→ CHALLENGE
The entries below need to be written out exactly, with no pictures included.

→ RECORDS PROVIDED
* Begin *

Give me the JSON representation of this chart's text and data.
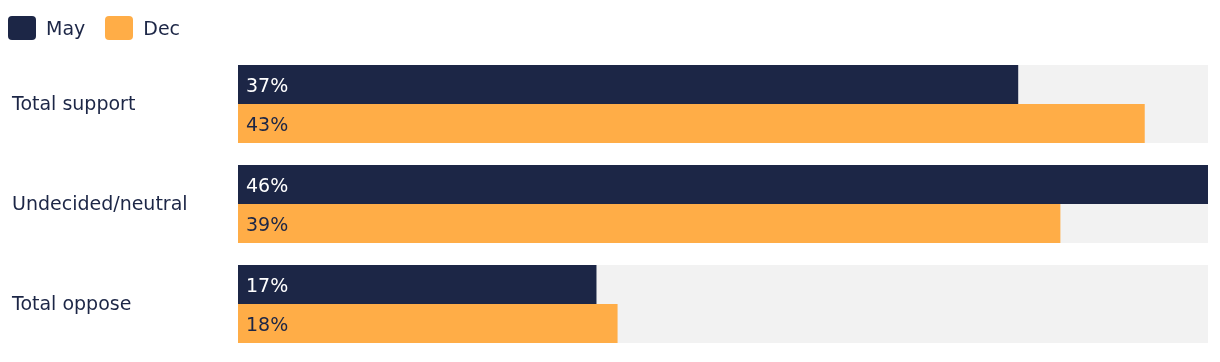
{
  "chart_data": {
    "type": "bar",
    "orientation": "horizontal",
    "categories": [
      "Total support",
      "Undecided/neutral",
      "Total oppose"
    ],
    "series": [
      {
        "name": "May",
        "color": "#1c2646",
        "values": [
          37,
          46,
          17
        ],
        "value_labels": [
          "37%",
          "46%",
          "17%"
        ]
      },
      {
        "name": "Dec",
        "color": "#ffad47",
        "values": [
          43,
          39,
          18
        ],
        "value_labels": [
          "43%",
          "39%",
          "18%"
        ]
      }
    ],
    "xlim": [
      0,
      46
    ],
    "tick_labels": "y",
    "legend": "top left"
  }
}
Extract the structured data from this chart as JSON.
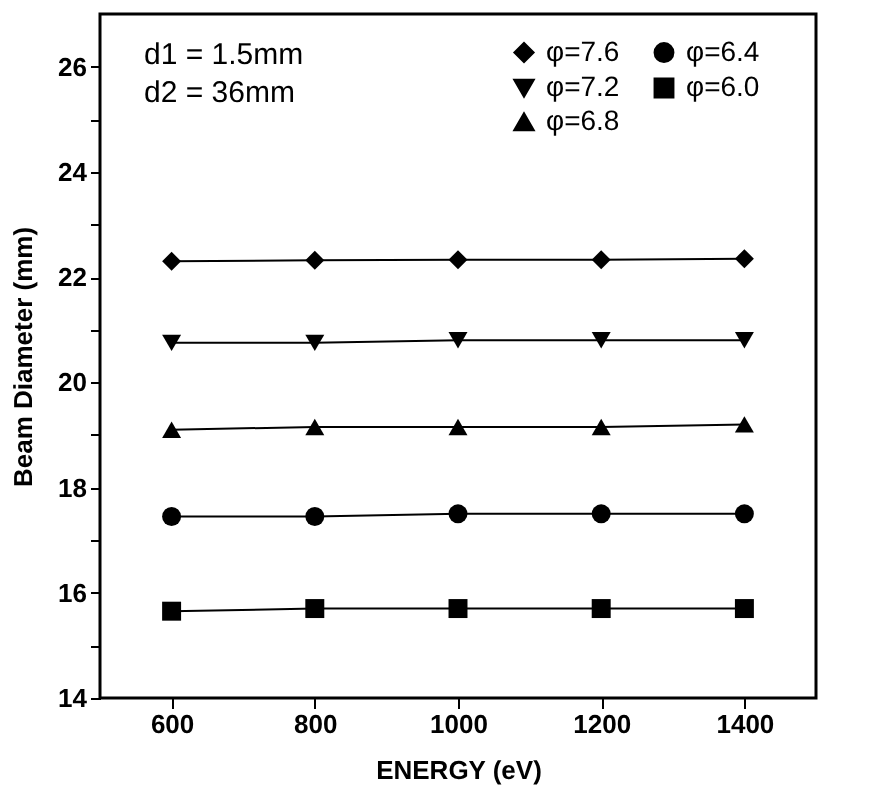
{
  "chart_data": {
    "type": "line",
    "xlabel": "ENERGY (eV)",
    "ylabel": "Beam Diameter (mm)",
    "annotations": [
      "d1 = 1.5mm",
      "d2 = 36mm"
    ],
    "x": [
      600,
      800,
      1000,
      1200,
      1400
    ],
    "xlim": [
      500,
      1500
    ],
    "xticks": [
      600,
      800,
      1000,
      1200,
      1400
    ],
    "ylim": [
      14,
      27
    ],
    "yticks": [
      14,
      {
        "value": 15,
        "label": null
      },
      16,
      {
        "value": 17,
        "label": null
      },
      18,
      {
        "value": 19,
        "label": null
      },
      20,
      {
        "value": 21,
        "label": null
      },
      22,
      {
        "value": 23,
        "label": null
      },
      24,
      {
        "value": 25,
        "label": null
      },
      26
    ],
    "grid": false,
    "legend": "top right",
    "line_style": "solid",
    "series": [
      {
        "name": "φ=7.6",
        "color": "#000000",
        "marker": "diamond",
        "values": [
          22.3,
          22.32,
          22.33,
          22.33,
          22.35
        ]
      },
      {
        "name": "φ=6.4",
        "color": "#000000",
        "marker": "circle",
        "values": [
          17.45,
          17.45,
          17.5,
          17.5,
          17.5
        ]
      },
      {
        "name": "φ=7.2",
        "color": "#000000",
        "marker": "triangle-down",
        "values": [
          20.75,
          20.75,
          20.8,
          20.8,
          20.8
        ]
      },
      {
        "name": "φ=6.0",
        "color": "#000000",
        "marker": "square",
        "values": [
          15.65,
          15.7,
          15.7,
          15.7,
          15.7
        ]
      },
      {
        "name": "φ=6.8",
        "color": "#000000",
        "marker": "triangle",
        "values": [
          19.1,
          19.15,
          19.15,
          19.15,
          19.2
        ]
      }
    ]
  }
}
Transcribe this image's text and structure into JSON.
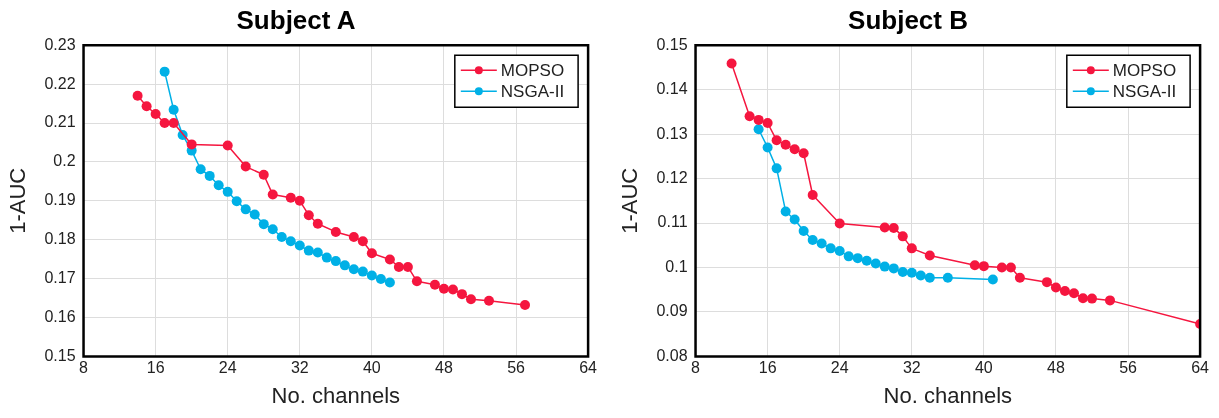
{
  "chart_data": [
    {
      "type": "line",
      "title": "Subject A",
      "xlabel": "No. channels",
      "ylabel": "1-AUC",
      "xlim": [
        8,
        64
      ],
      "xticks": [
        8,
        16,
        24,
        32,
        40,
        48,
        56,
        64
      ],
      "ylim": [
        0.15,
        0.23
      ],
      "yticks": [
        0.15,
        0.16,
        0.17,
        0.18,
        0.19,
        0.2,
        0.21,
        0.22,
        0.23
      ],
      "grid": true,
      "legend": "top right",
      "marker": "circle",
      "line_style": "solid",
      "series": [
        {
          "name": "MOPSO",
          "color": "#f5163f",
          "x": [
            14,
            15,
            16,
            17,
            18,
            20,
            24,
            26,
            28,
            29,
            31,
            32,
            33,
            34,
            36,
            38,
            39,
            40,
            42,
            43,
            44,
            45,
            47,
            48,
            49,
            50,
            51,
            53,
            57
          ],
          "values": [
            0.217,
            0.2143,
            0.2123,
            0.21,
            0.21,
            0.2045,
            0.2042,
            0.1988,
            0.1967,
            0.1916,
            0.1908,
            0.19,
            0.1863,
            0.1841,
            0.182,
            0.1807,
            0.1796,
            0.1765,
            0.1749,
            0.173,
            0.173,
            0.1693,
            0.1684,
            0.1674,
            0.1672,
            0.166,
            0.1647,
            0.1643,
            0.1632
          ]
        },
        {
          "name": "NSGA-II",
          "color": "#00b0e6",
          "x": [
            17,
            18,
            19,
            20,
            21,
            22,
            23,
            24,
            25,
            26,
            27,
            28,
            29,
            30,
            31,
            32,
            33,
            34,
            35,
            36,
            37,
            38,
            39,
            40,
            41,
            42
          ],
          "values": [
            0.2232,
            0.2134,
            0.2069,
            0.2029,
            0.1981,
            0.1964,
            0.194,
            0.1923,
            0.1899,
            0.1878,
            0.1865,
            0.184,
            0.1827,
            0.1807,
            0.1796,
            0.1785,
            0.1772,
            0.1767,
            0.1754,
            0.1745,
            0.1734,
            0.1724,
            0.1718,
            0.1708,
            0.1699,
            0.169
          ]
        }
      ]
    },
    {
      "type": "line",
      "title": "Subject B",
      "xlabel": "No. channels",
      "ylabel": "1-AUC",
      "xlim": [
        8,
        64
      ],
      "xticks": [
        8,
        16,
        24,
        32,
        40,
        48,
        56,
        64
      ],
      "ylim": [
        0.08,
        0.15
      ],
      "yticks": [
        0.08,
        0.09,
        0.1,
        0.11,
        0.12,
        0.13,
        0.14,
        0.15
      ],
      "grid": true,
      "legend": "top right",
      "marker": "circle",
      "line_style": "solid",
      "series": [
        {
          "name": "MOPSO",
          "color": "#f5163f",
          "x": [
            12,
            14,
            15,
            16,
            17,
            18,
            19,
            20,
            21,
            24,
            29,
            30,
            31,
            32,
            34,
            39,
            40,
            42,
            43,
            44,
            47,
            48,
            49,
            50,
            51,
            52,
            54,
            64
          ],
          "values": [
            0.1459,
            0.134,
            0.1332,
            0.1325,
            0.1286,
            0.1276,
            0.1266,
            0.1257,
            0.1163,
            0.1099,
            0.109,
            0.1089,
            0.107,
            0.1043,
            0.1027,
            0.1005,
            0.1003,
            0.1,
            0.1,
            0.0977,
            0.0967,
            0.0955,
            0.0947,
            0.0942,
            0.0931,
            0.093,
            0.0926,
            0.0873
          ]
        },
        {
          "name": "NSGA-II",
          "color": "#00b0e6",
          "x": [
            15,
            16,
            17,
            18,
            19,
            20,
            21,
            22,
            23,
            24,
            25,
            26,
            27,
            28,
            29,
            30,
            31,
            32,
            33,
            34,
            36,
            41
          ],
          "values": [
            0.1311,
            0.127,
            0.1223,
            0.1126,
            0.1108,
            0.1082,
            0.1062,
            0.1054,
            0.1043,
            0.1037,
            0.1025,
            0.1021,
            0.1015,
            0.1009,
            0.1002,
            0.0998,
            0.099,
            0.0988,
            0.0982,
            0.0977,
            0.0977,
            0.0973
          ]
        }
      ]
    }
  ]
}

* End *

→ RESULT OF THIS TASK
Give me the JSON representation of this chart's text and data.
{
  "chart_data": {
    "type": "bar",
    "orientation": "horizontal",
    "categories": [
      "Total support",
      "Undecided/neutral",
      "Total oppose"
    ],
    "series": [
      {
        "name": "May",
        "color": "#1c2646",
        "values": [
          37,
          46,
          17
        ],
        "value_labels": [
          "37%",
          "46%",
          "17%"
        ]
      },
      {
        "name": "Dec",
        "color": "#ffad47",
        "values": [
          43,
          39,
          18
        ],
        "value_labels": [
          "43%",
          "39%",
          "18%"
        ]
      }
    ],
    "xlim": [
      0,
      46
    ],
    "tick_labels": "y",
    "legend": "top left"
  }
}
Extract the structured data from this chart as JSON.
{
  "chart_data": {
    "type": "line",
    "xlabel": "ENERGY (eV)",
    "ylabel": "Beam Diameter (mm)",
    "annotations": [
      "d1 = 1.5mm",
      "d2 = 36mm"
    ],
    "x": [
      600,
      800,
      1000,
      1200,
      1400
    ],
    "xlim": [
      500,
      1500
    ],
    "xticks": [
      600,
      800,
      1000,
      1200,
      1400
    ],
    "ylim": [
      14,
      27
    ],
    "yticks": [
      14,
      {
        "value": 15,
        "label": null
      },
      16,
      {
        "value": 17,
        "label": null
      },
      18,
      {
        "value": 19,
        "label": null
      },
      20,
      {
        "value": 21,
        "label": null
      },
      22,
      {
        "value": 23,
        "label": null
      },
      24,
      {
        "value": 25,
        "label": null
      },
      26
    ],
    "grid": false,
    "legend": "top right",
    "line_style": "solid",
    "series": [
      {
        "name": "φ=7.6",
        "color": "#000000",
        "marker": "diamond",
        "values": [
          22.3,
          22.32,
          22.33,
          22.33,
          22.35
        ]
      },
      {
        "name": "φ=6.4",
        "color": "#000000",
        "marker": "circle",
        "values": [
          17.45,
          17.45,
          17.5,
          17.5,
          17.5
        ]
      },
      {
        "name": "φ=7.2",
        "color": "#000000",
        "marker": "triangle-down",
        "values": [
          20.75,
          20.75,
          20.8,
          20.8,
          20.8
        ]
      },
      {
        "name": "φ=6.0",
        "color": "#000000",
        "marker": "square",
        "values": [
          15.65,
          15.7,
          15.7,
          15.7,
          15.7
        ]
      },
      {
        "name": "φ=6.8",
        "color": "#000000",
        "marker": "triangle",
        "values": [
          19.1,
          19.15,
          19.15,
          19.15,
          19.2
        ]
      }
    ]
  }
}
Transcribe this image's text and structure into JSON.
{
  "chart_data": [
    {
      "type": "line",
      "title": "Subject A",
      "xlabel": "No. channels",
      "ylabel": "1-AUC",
      "xlim": [
        8,
        64
      ],
      "xticks": [
        8,
        16,
        24,
        32,
        40,
        48,
        56,
        64
      ],
      "ylim": [
        0.15,
        0.23
      ],
      "yticks": [
        0.15,
        0.16,
        0.17,
        0.18,
        0.19,
        0.2,
        0.21,
        0.22,
        0.23
      ],
      "grid": true,
      "legend": "top right",
      "marker": "circle",
      "line_style": "solid",
      "series": [
        {
          "name": "MOPSO",
          "color": "#f5163f",
          "x": [
            14,
            15,
            16,
            17,
            18,
            20,
            24,
            26,
            28,
            29,
            31,
            32,
            33,
            34,
            36,
            38,
            39,
            40,
            42,
            43,
            44,
            45,
            47,
            48,
            49,
            50,
            51,
            53,
            57
          ],
          "values": [
            0.217,
            0.2143,
            0.2123,
            0.21,
            0.21,
            0.2045,
            0.2042,
            0.1988,
            0.1967,
            0.1916,
            0.1908,
            0.19,
            0.1863,
            0.1841,
            0.182,
            0.1807,
            0.1796,
            0.1765,
            0.1749,
            0.173,
            0.173,
            0.1693,
            0.1684,
            0.1674,
            0.1672,
            0.166,
            0.1647,
            0.1643,
            0.1632
          ]
        },
        {
          "name": "NSGA-II",
          "color": "#00b0e6",
          "x": [
            17,
            18,
            19,
            20,
            21,
            22,
            23,
            24,
            25,
            26,
            27,
            28,
            29,
            30,
            31,
            32,
            33,
            34,
            35,
            36,
            37,
            38,
            39,
            40,
            41,
            42
          ],
          "values": [
            0.2232,
            0.2134,
            0.2069,
            0.2029,
            0.1981,
            0.1964,
            0.194,
            0.1923,
            0.1899,
            0.1878,
            0.1865,
            0.184,
            0.1827,
            0.1807,
            0.1796,
            0.1785,
            0.1772,
            0.1767,
            0.1754,
            0.1745,
            0.1734,
            0.1724,
            0.1718,
            0.1708,
            0.1699,
            0.169
          ]
        }
      ]
    },
    {
      "type": "line",
      "title": "Subject B",
      "xlabel": "No. channels",
      "ylabel": "1-AUC",
      "xlim": [
        8,
        64
      ],
      "xticks": [
        8,
        16,
        24,
        32,
        40,
        48,
        56,
        64
      ],
      "ylim": [
        0.08,
        0.15
      ],
      "yticks": [
        0.08,
        0.09,
        0.1,
        0.11,
        0.12,
        0.13,
        0.14,
        0.15
      ],
      "grid": true,
      "legend": "top right",
      "marker": "circle",
      "line_style": "solid",
      "series": [
        {
          "name": "MOPSO",
          "color": "#f5163f",
          "x": [
            12,
            14,
            15,
            16,
            17,
            18,
            19,
            20,
            21,
            24,
            29,
            30,
            31,
            32,
            34,
            39,
            40,
            42,
            43,
            44,
            47,
            48,
            49,
            50,
            51,
            52,
            54,
            64
          ],
          "values": [
            0.1459,
            0.134,
            0.1332,
            0.1325,
            0.1286,
            0.1276,
            0.1266,
            0.1257,
            0.1163,
            0.1099,
            0.109,
            0.1089,
            0.107,
            0.1043,
            0.1027,
            0.1005,
            0.1003,
            0.1,
            0.1,
            0.0977,
            0.0967,
            0.0955,
            0.0947,
            0.0942,
            0.0931,
            0.093,
            0.0926,
            0.0873
          ]
        },
        {
          "name": "NSGA-II",
          "color": "#00b0e6",
          "x": [
            15,
            16,
            17,
            18,
            19,
            20,
            21,
            22,
            23,
            24,
            25,
            26,
            27,
            28,
            29,
            30,
            31,
            32,
            33,
            34,
            36,
            41
          ],
          "values": [
            0.1311,
            0.127,
            0.1223,
            0.1126,
            0.1108,
            0.1082,
            0.1062,
            0.1054,
            0.1043,
            0.1037,
            0.1025,
            0.1021,
            0.1015,
            0.1009,
            0.1002,
            0.0998,
            0.099,
            0.0988,
            0.0982,
            0.0977,
            0.0977,
            0.0973
          ]
        }
      ]
    }
  ]
}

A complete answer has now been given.